— BEGIN —

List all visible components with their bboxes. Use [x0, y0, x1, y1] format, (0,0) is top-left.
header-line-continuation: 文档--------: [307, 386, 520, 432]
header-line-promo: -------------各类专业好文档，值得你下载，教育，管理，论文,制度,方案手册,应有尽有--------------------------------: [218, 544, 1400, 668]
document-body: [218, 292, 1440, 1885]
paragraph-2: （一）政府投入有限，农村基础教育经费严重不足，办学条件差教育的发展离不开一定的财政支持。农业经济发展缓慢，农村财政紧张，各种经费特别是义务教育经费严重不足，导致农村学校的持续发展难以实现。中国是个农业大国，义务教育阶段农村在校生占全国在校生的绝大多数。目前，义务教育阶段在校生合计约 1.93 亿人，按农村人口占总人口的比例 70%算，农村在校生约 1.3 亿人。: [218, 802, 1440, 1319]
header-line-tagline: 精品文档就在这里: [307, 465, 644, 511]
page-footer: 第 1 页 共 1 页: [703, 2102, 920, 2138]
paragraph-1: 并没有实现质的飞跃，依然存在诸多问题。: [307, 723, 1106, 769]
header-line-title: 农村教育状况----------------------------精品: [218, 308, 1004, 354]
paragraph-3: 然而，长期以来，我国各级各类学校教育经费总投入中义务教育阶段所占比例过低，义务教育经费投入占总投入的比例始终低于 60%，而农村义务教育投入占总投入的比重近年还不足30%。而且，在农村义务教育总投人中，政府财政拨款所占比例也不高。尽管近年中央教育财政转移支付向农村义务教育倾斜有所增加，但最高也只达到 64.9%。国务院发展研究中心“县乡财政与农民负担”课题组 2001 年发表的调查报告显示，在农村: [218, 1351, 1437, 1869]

— END —

Problem to work on
Copy the listing word for word, from its first line through the line that contains "document-body: [218, 292, 1440, 1885]", including that line.

Complete output
List all visible components with their bboxes. Use [x0, y0, x1, y1] format, (0,0) is top-left.
header-line-continuation: 文档--------: [307, 386, 520, 432]
header-line-promo: -------------各类专业好文档，值得你下载，教育，管理，论文,制度,方案手册,应有尽有--------------------------------: [218, 544, 1400, 668]
document-body: [218, 292, 1440, 1885]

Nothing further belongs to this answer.